Task directions ::
Without the pictures, reproduce the records that follow exactly.

Given data ::

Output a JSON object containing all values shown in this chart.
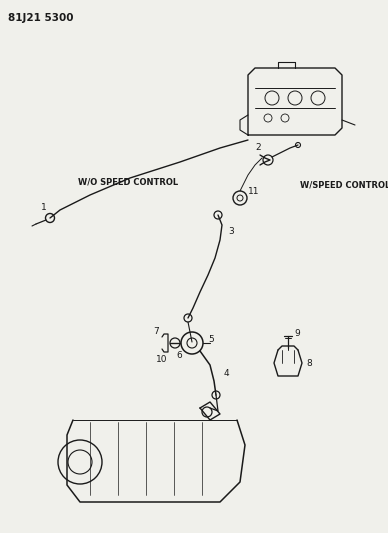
{
  "background_color": "#f0f0eb",
  "line_color": "#1a1a1a",
  "text_color": "#1a1a1a",
  "header": "81J21 5300",
  "wo_speed_label": "W/O SPEED CONTROL",
  "w_speed_label": "W/SPEED CONTROL",
  "figsize": [
    3.88,
    5.33
  ],
  "dpi": 100
}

Answer to this problem ::
Output a JSON object containing all values shown in this chart.
{
  "background_color": "#f0f0eb",
  "line_color": "#1a1a1a",
  "text_color": "#1a1a1a",
  "header": "81J21 5300",
  "wo_speed_label": "W/O SPEED CONTROL",
  "w_speed_label": "W/SPEED CONTROL",
  "figsize": [
    3.88,
    5.33
  ],
  "dpi": 100
}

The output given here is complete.